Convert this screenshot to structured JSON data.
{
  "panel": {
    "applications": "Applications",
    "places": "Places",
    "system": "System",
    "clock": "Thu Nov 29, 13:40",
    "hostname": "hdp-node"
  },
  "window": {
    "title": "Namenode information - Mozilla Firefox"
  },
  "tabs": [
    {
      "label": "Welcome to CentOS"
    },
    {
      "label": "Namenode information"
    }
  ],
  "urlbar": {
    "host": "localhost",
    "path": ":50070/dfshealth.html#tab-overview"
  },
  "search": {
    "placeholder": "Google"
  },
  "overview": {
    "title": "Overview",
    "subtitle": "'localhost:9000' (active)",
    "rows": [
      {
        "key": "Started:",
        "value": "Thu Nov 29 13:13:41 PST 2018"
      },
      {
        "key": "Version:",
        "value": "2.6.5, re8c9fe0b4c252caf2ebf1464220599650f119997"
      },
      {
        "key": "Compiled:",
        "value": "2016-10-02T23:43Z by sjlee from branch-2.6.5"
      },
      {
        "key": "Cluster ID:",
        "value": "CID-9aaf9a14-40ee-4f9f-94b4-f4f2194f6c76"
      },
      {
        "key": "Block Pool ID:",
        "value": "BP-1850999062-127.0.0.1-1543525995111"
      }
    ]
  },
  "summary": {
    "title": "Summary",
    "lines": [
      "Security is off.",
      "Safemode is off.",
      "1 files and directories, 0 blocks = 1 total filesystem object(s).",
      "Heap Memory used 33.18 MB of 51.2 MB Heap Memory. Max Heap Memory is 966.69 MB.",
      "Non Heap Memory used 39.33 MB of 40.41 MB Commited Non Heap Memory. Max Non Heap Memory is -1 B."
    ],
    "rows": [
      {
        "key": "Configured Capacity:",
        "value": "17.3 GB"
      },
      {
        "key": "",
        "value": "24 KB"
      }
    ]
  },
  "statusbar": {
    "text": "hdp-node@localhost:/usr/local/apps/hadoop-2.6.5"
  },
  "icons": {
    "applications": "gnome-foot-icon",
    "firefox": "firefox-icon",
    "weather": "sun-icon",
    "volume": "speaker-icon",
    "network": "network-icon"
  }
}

| Instructions to follow |
Using the listing, copy every line where the word "Heap" shows up.

| Output for this exercise |
      "Heap Memory used 33.18 MB of 51.2 MB Heap Memory. Max Heap Memory is 966.69 MB.",
      "Non Heap Memory used 39.33 MB of 40.41 MB Commited Non Heap Memory. Max Non Heap Memory is -1 B."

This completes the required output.